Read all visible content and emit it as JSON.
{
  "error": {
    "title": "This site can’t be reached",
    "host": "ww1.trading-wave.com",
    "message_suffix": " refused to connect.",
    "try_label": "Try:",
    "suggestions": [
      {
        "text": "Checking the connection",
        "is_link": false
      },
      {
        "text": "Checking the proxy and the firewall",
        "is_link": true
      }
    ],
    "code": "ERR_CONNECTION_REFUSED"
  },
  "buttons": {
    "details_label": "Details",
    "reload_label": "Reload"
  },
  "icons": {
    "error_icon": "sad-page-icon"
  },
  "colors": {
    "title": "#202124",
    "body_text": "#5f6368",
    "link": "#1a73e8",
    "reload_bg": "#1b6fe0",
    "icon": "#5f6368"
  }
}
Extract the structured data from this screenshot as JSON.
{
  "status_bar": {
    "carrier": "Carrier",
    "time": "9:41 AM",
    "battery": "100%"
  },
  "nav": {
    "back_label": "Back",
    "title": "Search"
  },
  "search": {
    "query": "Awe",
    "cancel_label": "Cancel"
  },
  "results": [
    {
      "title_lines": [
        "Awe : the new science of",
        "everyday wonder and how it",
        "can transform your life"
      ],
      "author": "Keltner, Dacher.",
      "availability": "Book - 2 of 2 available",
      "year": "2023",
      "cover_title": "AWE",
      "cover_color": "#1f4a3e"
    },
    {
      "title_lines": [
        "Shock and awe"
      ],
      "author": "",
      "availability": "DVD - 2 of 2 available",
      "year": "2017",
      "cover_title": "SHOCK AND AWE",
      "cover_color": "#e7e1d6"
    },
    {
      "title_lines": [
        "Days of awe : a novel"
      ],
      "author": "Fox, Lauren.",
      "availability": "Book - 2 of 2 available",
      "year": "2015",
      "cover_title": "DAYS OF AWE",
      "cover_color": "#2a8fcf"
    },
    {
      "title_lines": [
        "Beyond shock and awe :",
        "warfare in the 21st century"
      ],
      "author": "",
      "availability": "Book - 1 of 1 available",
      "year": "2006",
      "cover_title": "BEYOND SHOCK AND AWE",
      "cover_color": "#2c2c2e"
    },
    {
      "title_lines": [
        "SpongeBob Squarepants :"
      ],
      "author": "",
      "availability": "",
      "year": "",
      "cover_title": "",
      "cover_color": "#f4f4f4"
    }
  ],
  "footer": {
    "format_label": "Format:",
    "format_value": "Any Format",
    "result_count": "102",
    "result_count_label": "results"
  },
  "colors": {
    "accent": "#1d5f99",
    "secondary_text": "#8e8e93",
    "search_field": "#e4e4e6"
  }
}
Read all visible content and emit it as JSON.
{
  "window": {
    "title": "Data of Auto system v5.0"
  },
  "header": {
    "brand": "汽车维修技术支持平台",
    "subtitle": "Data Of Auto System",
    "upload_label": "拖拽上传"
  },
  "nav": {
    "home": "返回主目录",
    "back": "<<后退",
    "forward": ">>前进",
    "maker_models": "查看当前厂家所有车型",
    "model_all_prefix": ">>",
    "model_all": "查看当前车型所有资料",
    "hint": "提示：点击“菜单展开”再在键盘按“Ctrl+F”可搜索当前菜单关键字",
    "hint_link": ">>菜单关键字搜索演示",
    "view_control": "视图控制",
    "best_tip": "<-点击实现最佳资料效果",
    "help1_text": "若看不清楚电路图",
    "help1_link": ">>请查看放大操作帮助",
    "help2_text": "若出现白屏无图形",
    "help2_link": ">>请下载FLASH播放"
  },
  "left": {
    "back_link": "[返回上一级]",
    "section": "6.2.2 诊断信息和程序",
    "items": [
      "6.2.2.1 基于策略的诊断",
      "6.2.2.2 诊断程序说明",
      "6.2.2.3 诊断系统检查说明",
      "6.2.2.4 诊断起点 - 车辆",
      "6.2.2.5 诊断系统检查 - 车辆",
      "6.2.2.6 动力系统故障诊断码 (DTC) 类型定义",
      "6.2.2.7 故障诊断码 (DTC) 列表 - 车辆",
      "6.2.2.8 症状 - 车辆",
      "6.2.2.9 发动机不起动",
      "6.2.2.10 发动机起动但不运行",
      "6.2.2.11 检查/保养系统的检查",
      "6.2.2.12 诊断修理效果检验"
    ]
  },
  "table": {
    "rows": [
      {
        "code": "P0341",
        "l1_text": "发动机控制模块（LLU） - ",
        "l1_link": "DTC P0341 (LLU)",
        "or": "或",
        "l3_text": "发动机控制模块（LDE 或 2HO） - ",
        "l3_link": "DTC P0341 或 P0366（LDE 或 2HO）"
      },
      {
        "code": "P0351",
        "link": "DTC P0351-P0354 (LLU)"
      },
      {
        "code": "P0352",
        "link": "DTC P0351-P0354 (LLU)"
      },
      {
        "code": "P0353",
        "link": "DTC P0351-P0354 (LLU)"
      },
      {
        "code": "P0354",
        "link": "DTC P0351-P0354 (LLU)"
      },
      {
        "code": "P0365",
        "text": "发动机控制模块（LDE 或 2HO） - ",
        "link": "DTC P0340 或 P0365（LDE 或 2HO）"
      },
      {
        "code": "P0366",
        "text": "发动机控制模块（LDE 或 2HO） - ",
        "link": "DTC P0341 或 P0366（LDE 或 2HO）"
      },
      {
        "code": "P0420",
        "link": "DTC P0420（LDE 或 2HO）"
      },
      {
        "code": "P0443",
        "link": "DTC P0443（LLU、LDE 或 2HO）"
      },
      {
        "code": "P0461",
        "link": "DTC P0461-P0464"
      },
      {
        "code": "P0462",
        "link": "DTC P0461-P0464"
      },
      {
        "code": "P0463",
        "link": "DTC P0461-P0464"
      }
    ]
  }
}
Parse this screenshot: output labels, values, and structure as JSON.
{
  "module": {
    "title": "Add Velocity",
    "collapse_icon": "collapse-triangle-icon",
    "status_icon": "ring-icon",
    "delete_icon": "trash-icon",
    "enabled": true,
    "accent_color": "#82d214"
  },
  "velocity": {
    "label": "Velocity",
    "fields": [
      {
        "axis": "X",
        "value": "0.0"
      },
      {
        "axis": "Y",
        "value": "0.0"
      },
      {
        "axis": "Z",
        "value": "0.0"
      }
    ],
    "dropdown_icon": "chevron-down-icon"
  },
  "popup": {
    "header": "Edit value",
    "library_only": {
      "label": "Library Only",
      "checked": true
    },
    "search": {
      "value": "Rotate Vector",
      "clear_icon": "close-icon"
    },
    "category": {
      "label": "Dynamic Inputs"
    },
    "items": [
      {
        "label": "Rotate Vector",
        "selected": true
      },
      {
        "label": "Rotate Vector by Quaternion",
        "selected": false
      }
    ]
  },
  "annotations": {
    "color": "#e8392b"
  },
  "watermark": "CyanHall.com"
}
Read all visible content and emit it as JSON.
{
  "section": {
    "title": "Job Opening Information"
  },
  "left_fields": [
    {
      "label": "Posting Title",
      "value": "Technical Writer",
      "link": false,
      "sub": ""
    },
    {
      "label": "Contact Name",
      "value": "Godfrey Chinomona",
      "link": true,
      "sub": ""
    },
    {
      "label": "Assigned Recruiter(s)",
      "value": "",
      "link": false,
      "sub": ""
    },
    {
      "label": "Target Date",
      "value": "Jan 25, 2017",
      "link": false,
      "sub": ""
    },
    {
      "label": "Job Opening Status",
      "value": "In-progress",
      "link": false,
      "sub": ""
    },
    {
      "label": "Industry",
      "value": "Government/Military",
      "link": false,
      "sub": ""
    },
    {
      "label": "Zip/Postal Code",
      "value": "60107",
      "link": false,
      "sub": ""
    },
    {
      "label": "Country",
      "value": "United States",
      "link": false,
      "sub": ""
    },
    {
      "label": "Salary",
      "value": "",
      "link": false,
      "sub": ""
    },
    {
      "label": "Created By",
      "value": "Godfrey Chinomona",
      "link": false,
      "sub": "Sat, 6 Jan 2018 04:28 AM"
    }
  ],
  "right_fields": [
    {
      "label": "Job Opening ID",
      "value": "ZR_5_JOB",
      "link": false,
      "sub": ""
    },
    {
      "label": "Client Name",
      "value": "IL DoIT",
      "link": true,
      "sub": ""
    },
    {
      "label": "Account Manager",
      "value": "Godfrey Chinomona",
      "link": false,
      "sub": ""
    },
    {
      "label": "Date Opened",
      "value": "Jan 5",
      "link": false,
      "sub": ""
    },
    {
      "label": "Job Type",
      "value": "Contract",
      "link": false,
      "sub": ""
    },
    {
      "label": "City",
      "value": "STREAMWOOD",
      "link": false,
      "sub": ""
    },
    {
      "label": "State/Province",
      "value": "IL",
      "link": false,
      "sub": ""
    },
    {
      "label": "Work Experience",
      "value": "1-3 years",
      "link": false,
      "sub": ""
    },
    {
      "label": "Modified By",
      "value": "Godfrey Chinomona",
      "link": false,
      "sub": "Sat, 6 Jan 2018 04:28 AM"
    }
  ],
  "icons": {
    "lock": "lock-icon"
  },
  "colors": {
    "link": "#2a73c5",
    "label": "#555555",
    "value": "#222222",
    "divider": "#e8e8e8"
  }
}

====

### EXERCISE DESCRIPTION:
Tally up how many lines in the preceding listing contain the word "Auto". Give nothing but the number.

### COMPLETED TASK:
2